## What the task asks
Find each line in the entries below that contains the string "calendar", with case counting, and copy those lines out.

-- begin Material supplied --

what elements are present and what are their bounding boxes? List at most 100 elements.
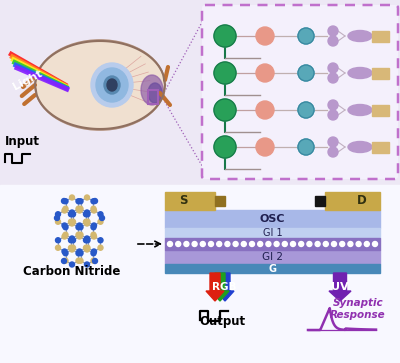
Circle shape — [78, 258, 83, 263]
Circle shape — [84, 221, 90, 226]
FancyArrow shape — [211, 273, 229, 301]
Text: OSC: OSC — [260, 214, 285, 224]
Circle shape — [56, 219, 60, 224]
Bar — [165, 250, 380, 264]
Circle shape — [217, 241, 222, 246]
Circle shape — [250, 241, 254, 246]
Circle shape — [200, 241, 205, 246]
Circle shape — [256, 64, 274, 82]
Circle shape — [62, 249, 67, 254]
Circle shape — [77, 208, 82, 213]
Ellipse shape — [96, 68, 128, 102]
Bar — [148, 90, 158, 104]
Circle shape — [328, 73, 338, 83]
Circle shape — [70, 210, 74, 215]
Circle shape — [70, 262, 74, 267]
Circle shape — [214, 62, 236, 84]
Circle shape — [62, 234, 67, 239]
Circle shape — [84, 210, 90, 215]
Circle shape — [214, 136, 236, 158]
Circle shape — [298, 139, 314, 155]
Circle shape — [76, 258, 81, 263]
Circle shape — [68, 238, 74, 243]
Circle shape — [85, 245, 90, 250]
Circle shape — [92, 258, 98, 264]
Circle shape — [98, 219, 103, 224]
Circle shape — [85, 212, 90, 217]
Circle shape — [241, 241, 246, 246]
Text: S: S — [179, 195, 187, 208]
Circle shape — [77, 249, 82, 254]
Circle shape — [68, 245, 74, 250]
Bar — [372, 68, 389, 79]
Circle shape — [91, 232, 96, 237]
Ellipse shape — [348, 68, 372, 78]
Bar — [0, 0, 400, 185]
Circle shape — [84, 212, 88, 217]
Circle shape — [91, 258, 96, 263]
Circle shape — [98, 245, 103, 250]
Text: D: D — [357, 195, 367, 208]
Circle shape — [214, 99, 236, 121]
Circle shape — [258, 241, 263, 246]
Circle shape — [323, 241, 328, 246]
Circle shape — [68, 219, 74, 224]
Circle shape — [76, 232, 81, 237]
Circle shape — [84, 236, 90, 241]
Circle shape — [62, 223, 67, 228]
Circle shape — [328, 147, 338, 157]
Circle shape — [92, 234, 96, 239]
Bar — [372, 142, 389, 153]
Circle shape — [63, 232, 68, 237]
Circle shape — [63, 258, 68, 263]
Circle shape — [92, 249, 96, 254]
Circle shape — [315, 241, 320, 246]
Circle shape — [77, 234, 82, 239]
Bar — [165, 192, 215, 210]
Circle shape — [98, 212, 103, 217]
Circle shape — [328, 26, 338, 36]
Circle shape — [84, 247, 90, 252]
Circle shape — [298, 65, 314, 81]
Bar — [165, 264, 380, 273]
Ellipse shape — [348, 30, 372, 41]
Circle shape — [332, 241, 336, 246]
Circle shape — [328, 36, 338, 46]
Circle shape — [92, 208, 96, 213]
Circle shape — [340, 241, 345, 246]
Circle shape — [298, 28, 314, 44]
Circle shape — [282, 241, 287, 246]
Text: RGB: RGB — [212, 282, 236, 292]
Circle shape — [100, 216, 104, 220]
Circle shape — [70, 245, 76, 250]
FancyArrow shape — [216, 273, 234, 301]
Circle shape — [256, 27, 274, 45]
Circle shape — [91, 206, 96, 211]
Circle shape — [225, 241, 230, 246]
Text: Carbon Nitride: Carbon Nitride — [23, 265, 121, 278]
Text: Input: Input — [4, 135, 40, 148]
Circle shape — [168, 241, 172, 246]
Ellipse shape — [35, 40, 165, 130]
Circle shape — [70, 212, 76, 217]
FancyArrow shape — [206, 273, 224, 301]
Ellipse shape — [107, 79, 117, 91]
Circle shape — [70, 221, 74, 226]
Circle shape — [68, 212, 74, 217]
FancyBboxPatch shape — [202, 5, 398, 179]
Circle shape — [84, 238, 88, 243]
Circle shape — [85, 238, 90, 243]
Circle shape — [214, 25, 236, 47]
Circle shape — [307, 241, 312, 246]
Circle shape — [299, 241, 304, 246]
Circle shape — [76, 225, 81, 230]
Text: Light: Light — [12, 68, 44, 92]
Circle shape — [364, 241, 369, 246]
Circle shape — [70, 247, 74, 252]
Circle shape — [78, 199, 83, 204]
Circle shape — [298, 102, 314, 118]
Circle shape — [76, 206, 81, 211]
Circle shape — [92, 199, 98, 204]
Circle shape — [184, 241, 189, 246]
Circle shape — [77, 223, 82, 228]
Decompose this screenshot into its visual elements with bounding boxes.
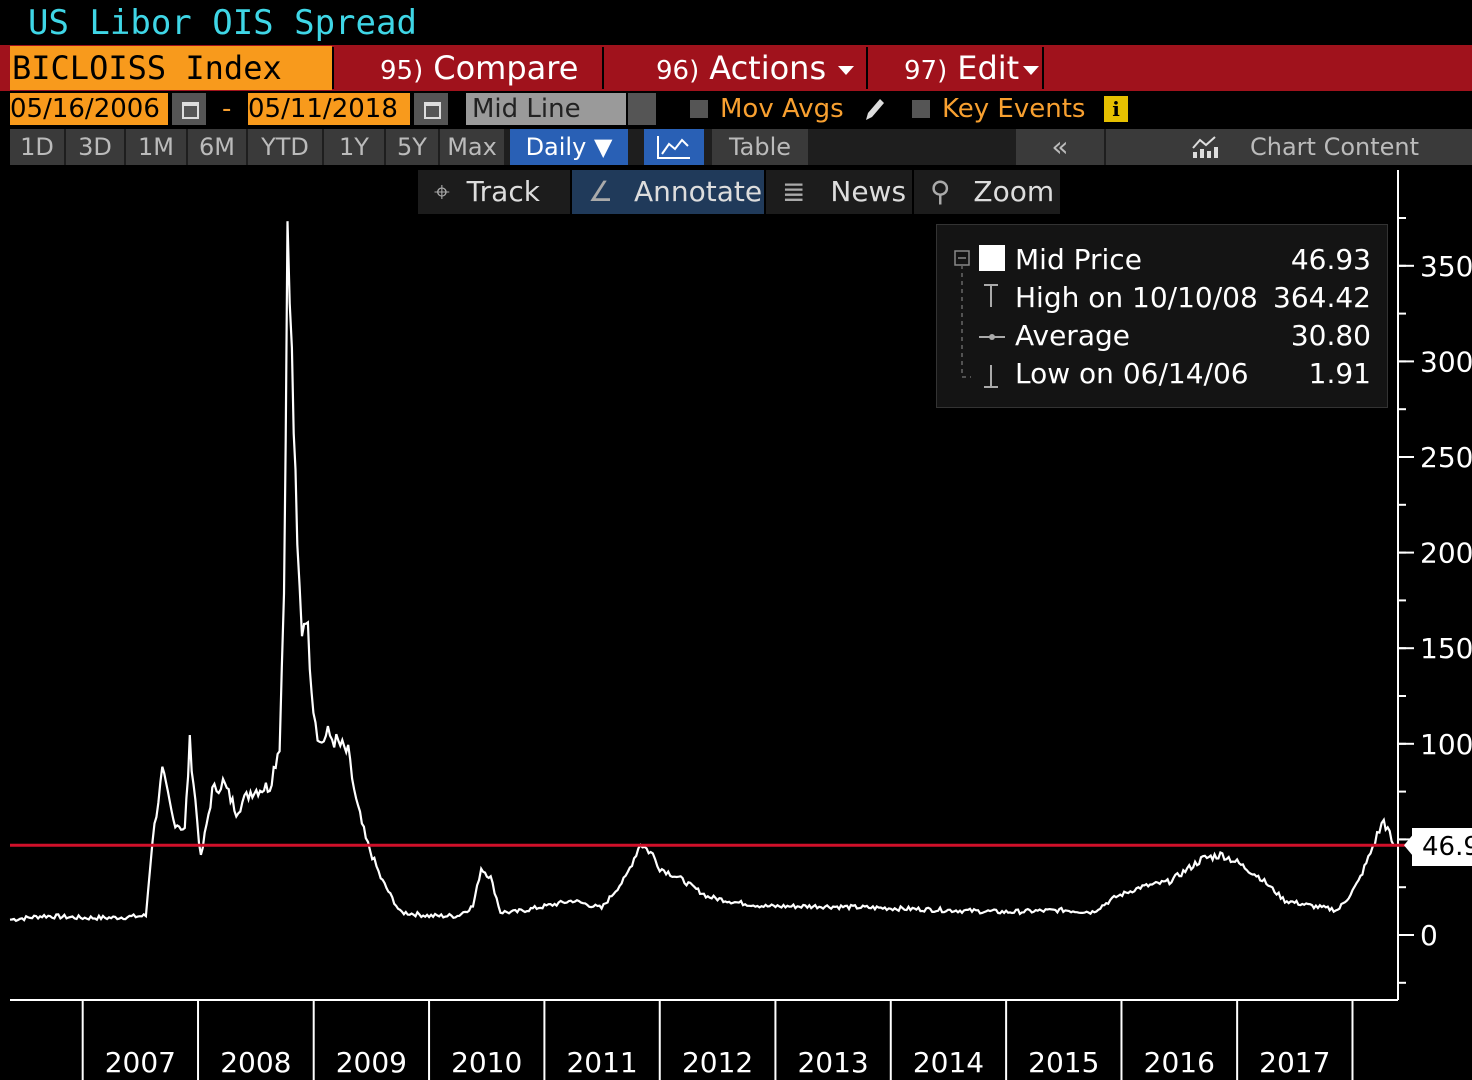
line-chart-icon[interactable] xyxy=(644,129,704,165)
dropdown-arrow-icon[interactable] xyxy=(628,93,656,125)
annotate-button[interactable]: ∠ Annotate xyxy=(572,170,764,214)
news-icon: ≣ xyxy=(782,175,806,208)
legend-average-label: Average xyxy=(1015,319,1130,352)
start-date-field[interactable]: 05/16/2006 xyxy=(10,93,168,125)
edit-number: 97) xyxy=(904,56,948,86)
news-button[interactable]: ≣ News xyxy=(766,170,912,214)
date-separator: - xyxy=(222,94,232,124)
legend-high-value: 364.42 xyxy=(1273,281,1371,314)
y-tick-label: 0 xyxy=(1420,919,1438,952)
crosshair-icon: ⌖ xyxy=(434,175,450,208)
pen-icon: ∠ xyxy=(588,175,614,208)
x-tick-label: 2010 xyxy=(451,1046,522,1079)
ticker-field[interactable]: BICLOISS Index xyxy=(10,46,332,90)
compare-number: 95) xyxy=(380,56,424,86)
x-tick-label: 2015 xyxy=(1028,1046,1099,1079)
table-button[interactable]: Table xyxy=(712,129,808,165)
frequency-select[interactable]: Daily ▼ xyxy=(510,129,628,165)
x-tick-label: 2016 xyxy=(1144,1046,1215,1079)
y-tick-label: 250 xyxy=(1420,441,1472,474)
actions-button[interactable]: 96) Actions xyxy=(656,45,855,91)
key-events-checkbox[interactable] xyxy=(912,100,930,118)
legend-high-label: High on 10/10/08 xyxy=(1015,281,1258,314)
period-button-1y[interactable]: 1Y xyxy=(324,129,384,165)
period-button-1m[interactable]: 1M xyxy=(126,129,186,165)
x-tick-label: 2013 xyxy=(797,1046,868,1079)
y-tick-label: 100 xyxy=(1420,728,1472,761)
news-label: News xyxy=(830,175,907,208)
x-tick-label: 2017 xyxy=(1259,1046,1330,1079)
legend-low-value: 1.91 xyxy=(1308,357,1371,390)
chart-content-label: Chart Content xyxy=(1250,133,1420,161)
y-tick-label: 350 xyxy=(1420,250,1472,283)
key-events-label[interactable]: Key Events xyxy=(942,94,1086,124)
last-value-badge: 46.9 xyxy=(1412,828,1472,866)
price-series-line xyxy=(9,221,1395,923)
x-tick-label: 2009 xyxy=(336,1046,407,1079)
info-icon[interactable]: i xyxy=(1104,96,1128,122)
track-button[interactable]: ⌖ Track xyxy=(418,170,570,214)
actions-label: Actions xyxy=(709,49,827,87)
divider xyxy=(1042,47,1044,89)
period-button-5y[interactable]: 5Y xyxy=(386,129,438,165)
legend-average-value: 30.80 xyxy=(1290,319,1371,352)
magnifier-icon: ⚲ xyxy=(930,175,951,208)
period-button-max[interactable]: Max xyxy=(440,129,504,165)
end-date-field[interactable]: 05/11/2018 xyxy=(248,93,410,125)
x-tick-label: 2007 xyxy=(105,1046,176,1079)
divider xyxy=(866,47,868,89)
x-tick-label: 2014 xyxy=(913,1046,984,1079)
track-label: Track xyxy=(466,175,540,208)
x-tick-label: 2008 xyxy=(220,1046,291,1079)
frequency-label: Daily xyxy=(525,133,587,161)
chart-title: US Libor OIS Spread xyxy=(28,3,417,43)
calendar-icon[interactable] xyxy=(172,93,206,125)
badge-pointer xyxy=(1404,833,1414,858)
annotate-label: Annotate xyxy=(634,175,763,208)
zoom-button[interactable]: ⚲ Zoom xyxy=(914,170,1060,214)
period-button-3d[interactable]: 3D xyxy=(66,129,124,165)
y-tick-label: 150 xyxy=(1420,632,1472,665)
pencil-icon[interactable] xyxy=(862,96,886,122)
legend-mid-value: 46.93 xyxy=(1290,243,1371,276)
period-button-6m[interactable]: 6M xyxy=(188,129,246,165)
line-type-select[interactable]: Mid Line xyxy=(466,93,626,125)
legend-low-label: Low on 06/14/06 xyxy=(1015,357,1249,390)
x-tick-label: 2012 xyxy=(682,1046,753,1079)
zoom-label: Zoom xyxy=(973,175,1055,208)
period-button-1d[interactable]: 1D xyxy=(10,129,64,165)
mov-avgs-label[interactable]: Mov Avgs xyxy=(720,94,844,124)
mov-avgs-checkbox[interactable] xyxy=(690,100,708,118)
chart-content-icon xyxy=(1192,136,1218,158)
compare-button[interactable]: 95) Compare xyxy=(380,45,578,91)
chevron-down-icon xyxy=(838,65,855,75)
legend-mid-label: Mid Price xyxy=(1015,243,1142,276)
edit-label: Edit xyxy=(957,49,1020,87)
y-tick-label: 300 xyxy=(1420,345,1472,378)
period-button-ytd[interactable]: YTD xyxy=(248,129,322,165)
compare-label: Compare xyxy=(433,49,579,87)
caret-down-icon: ▼ xyxy=(593,133,613,161)
divider xyxy=(602,47,604,89)
collapse-button[interactable]: « xyxy=(1016,129,1104,165)
actions-number: 96) xyxy=(656,56,700,86)
divider xyxy=(332,47,334,89)
legend-panel: Mid Price 46.93 High on 10/10/08 364.42 … xyxy=(936,224,1388,408)
chevron-down-icon xyxy=(1023,65,1040,75)
calendar-icon[interactable] xyxy=(414,93,448,125)
y-tick-label: 200 xyxy=(1420,537,1472,570)
edit-button[interactable]: 97) Edit xyxy=(904,45,1040,91)
chart-content-button[interactable]: Chart Content xyxy=(1106,129,1472,165)
x-tick-label: 2011 xyxy=(566,1046,637,1079)
legend-tree-icon xyxy=(954,245,1005,388)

-- end Material supplied --

## Full solution
calendar-icon[interactable] xyxy=(172,93,206,125)
calendar-icon[interactable] xyxy=(414,93,448,125)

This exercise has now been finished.